### RECORDS FOR THIS EXERCISE

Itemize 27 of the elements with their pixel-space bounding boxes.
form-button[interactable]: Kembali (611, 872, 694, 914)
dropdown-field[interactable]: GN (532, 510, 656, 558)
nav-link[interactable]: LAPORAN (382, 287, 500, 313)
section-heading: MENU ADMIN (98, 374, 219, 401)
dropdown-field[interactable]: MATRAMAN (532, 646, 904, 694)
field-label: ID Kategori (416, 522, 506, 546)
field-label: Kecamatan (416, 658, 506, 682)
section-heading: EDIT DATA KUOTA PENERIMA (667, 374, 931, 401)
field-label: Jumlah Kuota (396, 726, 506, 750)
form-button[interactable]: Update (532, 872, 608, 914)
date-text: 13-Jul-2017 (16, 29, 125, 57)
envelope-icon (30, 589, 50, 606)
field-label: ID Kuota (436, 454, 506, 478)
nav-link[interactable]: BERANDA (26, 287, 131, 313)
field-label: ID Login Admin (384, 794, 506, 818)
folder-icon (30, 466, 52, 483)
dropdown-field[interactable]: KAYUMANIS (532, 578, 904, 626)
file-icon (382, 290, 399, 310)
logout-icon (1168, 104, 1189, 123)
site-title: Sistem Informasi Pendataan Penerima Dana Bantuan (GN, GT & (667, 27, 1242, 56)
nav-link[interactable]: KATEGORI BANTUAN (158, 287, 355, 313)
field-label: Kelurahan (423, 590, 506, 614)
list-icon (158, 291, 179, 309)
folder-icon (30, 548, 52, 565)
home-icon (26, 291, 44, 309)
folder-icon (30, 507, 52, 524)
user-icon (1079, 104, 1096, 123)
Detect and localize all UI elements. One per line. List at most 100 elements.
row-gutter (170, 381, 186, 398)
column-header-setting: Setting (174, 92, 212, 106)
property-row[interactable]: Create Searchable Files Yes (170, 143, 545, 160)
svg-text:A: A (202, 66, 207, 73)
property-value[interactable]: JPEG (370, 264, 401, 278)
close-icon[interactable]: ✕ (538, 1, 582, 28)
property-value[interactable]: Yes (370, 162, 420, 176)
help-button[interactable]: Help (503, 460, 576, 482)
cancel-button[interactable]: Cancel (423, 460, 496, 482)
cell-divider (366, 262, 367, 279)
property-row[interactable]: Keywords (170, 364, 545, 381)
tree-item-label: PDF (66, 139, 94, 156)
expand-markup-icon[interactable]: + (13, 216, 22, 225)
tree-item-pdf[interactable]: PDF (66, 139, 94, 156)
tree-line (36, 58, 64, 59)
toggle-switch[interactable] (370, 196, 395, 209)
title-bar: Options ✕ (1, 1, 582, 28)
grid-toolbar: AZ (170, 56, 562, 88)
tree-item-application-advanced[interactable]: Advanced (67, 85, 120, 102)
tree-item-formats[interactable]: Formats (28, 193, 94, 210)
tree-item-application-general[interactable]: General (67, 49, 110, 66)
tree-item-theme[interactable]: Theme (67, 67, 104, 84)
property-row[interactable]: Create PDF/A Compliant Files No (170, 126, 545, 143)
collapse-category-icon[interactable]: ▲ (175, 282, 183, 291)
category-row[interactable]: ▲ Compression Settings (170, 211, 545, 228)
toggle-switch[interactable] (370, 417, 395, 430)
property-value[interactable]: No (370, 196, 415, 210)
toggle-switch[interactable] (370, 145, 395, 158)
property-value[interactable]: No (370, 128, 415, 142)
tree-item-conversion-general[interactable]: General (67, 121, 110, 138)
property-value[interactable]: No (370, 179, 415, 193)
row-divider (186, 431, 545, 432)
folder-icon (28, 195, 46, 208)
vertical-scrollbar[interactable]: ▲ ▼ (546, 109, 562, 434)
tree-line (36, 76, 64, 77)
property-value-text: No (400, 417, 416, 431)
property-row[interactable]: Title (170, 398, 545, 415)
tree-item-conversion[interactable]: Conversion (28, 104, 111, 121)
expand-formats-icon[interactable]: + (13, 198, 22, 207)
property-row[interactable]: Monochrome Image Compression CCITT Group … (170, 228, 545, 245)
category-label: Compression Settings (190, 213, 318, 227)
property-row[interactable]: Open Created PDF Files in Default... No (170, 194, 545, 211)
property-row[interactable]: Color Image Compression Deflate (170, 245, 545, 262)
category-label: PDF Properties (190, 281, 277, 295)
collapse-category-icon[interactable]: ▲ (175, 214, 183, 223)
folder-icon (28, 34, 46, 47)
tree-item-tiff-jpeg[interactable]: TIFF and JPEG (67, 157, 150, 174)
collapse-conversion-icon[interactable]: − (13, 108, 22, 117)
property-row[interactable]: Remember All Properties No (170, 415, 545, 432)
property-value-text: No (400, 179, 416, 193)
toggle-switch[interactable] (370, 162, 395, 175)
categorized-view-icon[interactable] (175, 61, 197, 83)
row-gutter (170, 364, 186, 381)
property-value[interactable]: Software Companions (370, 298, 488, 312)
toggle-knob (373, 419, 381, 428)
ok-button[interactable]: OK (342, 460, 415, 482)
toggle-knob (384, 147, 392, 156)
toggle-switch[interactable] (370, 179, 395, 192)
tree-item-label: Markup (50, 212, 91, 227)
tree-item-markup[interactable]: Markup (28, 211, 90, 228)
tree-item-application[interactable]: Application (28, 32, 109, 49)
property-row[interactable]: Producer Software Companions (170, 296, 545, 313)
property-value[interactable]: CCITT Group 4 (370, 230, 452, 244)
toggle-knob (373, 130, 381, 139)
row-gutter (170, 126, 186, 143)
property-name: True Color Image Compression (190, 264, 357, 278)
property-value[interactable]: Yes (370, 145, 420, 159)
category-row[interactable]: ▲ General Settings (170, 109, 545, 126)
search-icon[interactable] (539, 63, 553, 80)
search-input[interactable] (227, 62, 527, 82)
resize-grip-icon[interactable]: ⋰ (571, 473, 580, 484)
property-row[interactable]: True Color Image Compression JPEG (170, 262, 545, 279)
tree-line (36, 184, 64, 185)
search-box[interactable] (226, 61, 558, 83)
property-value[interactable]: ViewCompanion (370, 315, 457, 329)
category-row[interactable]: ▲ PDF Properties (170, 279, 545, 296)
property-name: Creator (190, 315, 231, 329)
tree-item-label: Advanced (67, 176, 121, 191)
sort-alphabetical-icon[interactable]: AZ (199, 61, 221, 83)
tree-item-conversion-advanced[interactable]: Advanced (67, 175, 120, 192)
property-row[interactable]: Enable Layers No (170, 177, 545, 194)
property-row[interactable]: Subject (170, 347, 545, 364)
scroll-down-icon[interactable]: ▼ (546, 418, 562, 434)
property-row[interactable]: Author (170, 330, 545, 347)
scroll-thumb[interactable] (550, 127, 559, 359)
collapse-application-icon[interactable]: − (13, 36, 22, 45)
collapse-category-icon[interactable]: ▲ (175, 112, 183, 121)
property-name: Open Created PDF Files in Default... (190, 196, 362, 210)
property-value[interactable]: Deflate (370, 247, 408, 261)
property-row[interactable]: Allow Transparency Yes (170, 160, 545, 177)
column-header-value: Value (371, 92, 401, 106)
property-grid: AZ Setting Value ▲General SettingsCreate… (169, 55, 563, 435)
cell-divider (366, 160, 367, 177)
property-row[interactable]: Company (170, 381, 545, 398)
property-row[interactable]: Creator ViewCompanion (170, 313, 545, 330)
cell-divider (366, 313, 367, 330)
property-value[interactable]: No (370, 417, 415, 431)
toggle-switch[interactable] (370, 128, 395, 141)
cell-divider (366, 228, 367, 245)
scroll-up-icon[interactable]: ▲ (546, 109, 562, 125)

### WRITTEN INSTRUCTION
Copy out everything from the first line of the rows above down through the line containing "folder-icon (30, 548, 52, 565)", including both of those lines, without any changes.

### OUTPUT OF THE TASK
Itemize 27 of the elements with their pixel-space bounding boxes.
form-button[interactable]: Kembali (611, 872, 694, 914)
dropdown-field[interactable]: GN (532, 510, 656, 558)
nav-link[interactable]: LAPORAN (382, 287, 500, 313)
section-heading: MENU ADMIN (98, 374, 219, 401)
dropdown-field[interactable]: MATRAMAN (532, 646, 904, 694)
field-label: ID Kategori (416, 522, 506, 546)
field-label: Kecamatan (416, 658, 506, 682)
section-heading: EDIT DATA KUOTA PENERIMA (667, 374, 931, 401)
field-label: Jumlah Kuota (396, 726, 506, 750)
form-button[interactable]: Update (532, 872, 608, 914)
date-text: 13-Jul-2017 (16, 29, 125, 57)
envelope-icon (30, 589, 50, 606)
field-label: ID Kuota (436, 454, 506, 478)
nav-link[interactable]: BERANDA (26, 287, 131, 313)
field-label: ID Login Admin (384, 794, 506, 818)
folder-icon (30, 466, 52, 483)
dropdown-field[interactable]: KAYUMANIS (532, 578, 904, 626)
file-icon (382, 290, 399, 310)
logout-icon (1168, 104, 1189, 123)
site-title: Sistem Informasi Pendataan Penerima Dana Bantuan (GN, GT & (667, 27, 1242, 56)
nav-link[interactable]: KATEGORI BANTUAN (158, 287, 355, 313)
field-label: Kelurahan (423, 590, 506, 614)
list-icon (158, 291, 179, 309)
folder-icon (30, 548, 52, 565)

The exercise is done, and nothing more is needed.